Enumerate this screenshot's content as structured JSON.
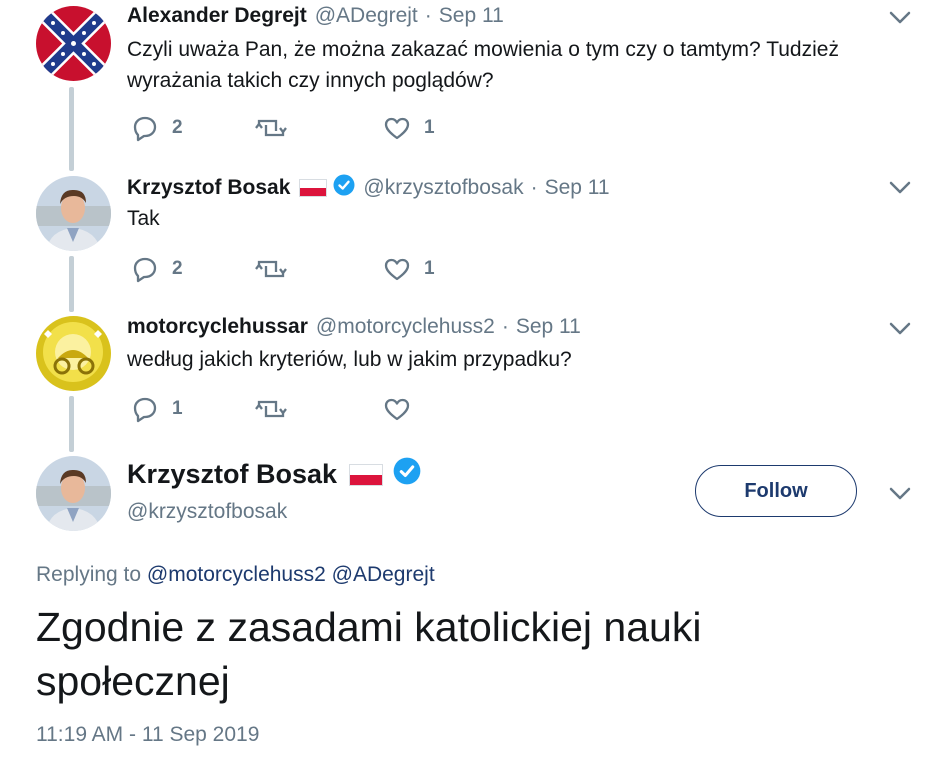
{
  "tweets": [
    {
      "name": "Alexander Degrejt",
      "handle": "@ADegrejt",
      "date": "Sep 11",
      "text": "Czyli uważa Pan, że można zakazać mowienia o tym czy o tamtym? Tudzież wyrażania takich czy innych poglądów?",
      "replies": "2",
      "retweets": "",
      "likes": "1"
    },
    {
      "name": "Krzysztof Bosak",
      "handle": "@krzysztofbosak",
      "date": "Sep 11",
      "text": "Tak",
      "replies": "2",
      "retweets": "",
      "likes": "1"
    },
    {
      "name": "motorcyclehussar",
      "handle": "@motorcyclehuss2",
      "date": "Sep 11",
      "text": "według jakich kryteriów, lub w jakim przypadku?",
      "replies": "1",
      "retweets": "",
      "likes": ""
    }
  ],
  "main_tweet": {
    "name": "Krzysztof Bosak",
    "handle": "@krzysztofbosak",
    "follow_label": "Follow",
    "replying_prefix": "Replying to",
    "replying_to": [
      "@motorcyclehuss2",
      "@ADegrejt"
    ],
    "text": "Zgodnie z zasadami katolickiej nauki społecznej",
    "timestamp": "11:19 AM - 11 Sep 2019"
  },
  "ui": {
    "separator": "·",
    "colors": {
      "text": "#14171a",
      "secondary": "#657786",
      "verified": "#1da1f2",
      "thread_line": "#c4cfd6",
      "follow_border": "#1d3a6e",
      "flag_red": "#dc143c"
    },
    "icons": [
      "reply-icon",
      "retweet-icon",
      "like-icon",
      "chevron-down-icon",
      "verified-badge-icon",
      "poland-flag-icon"
    ]
  }
}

*-*-*

### GOAL
What is the number of lines above that hold the string "name"? Answer with that number alone.

### CORRECT RESULT
4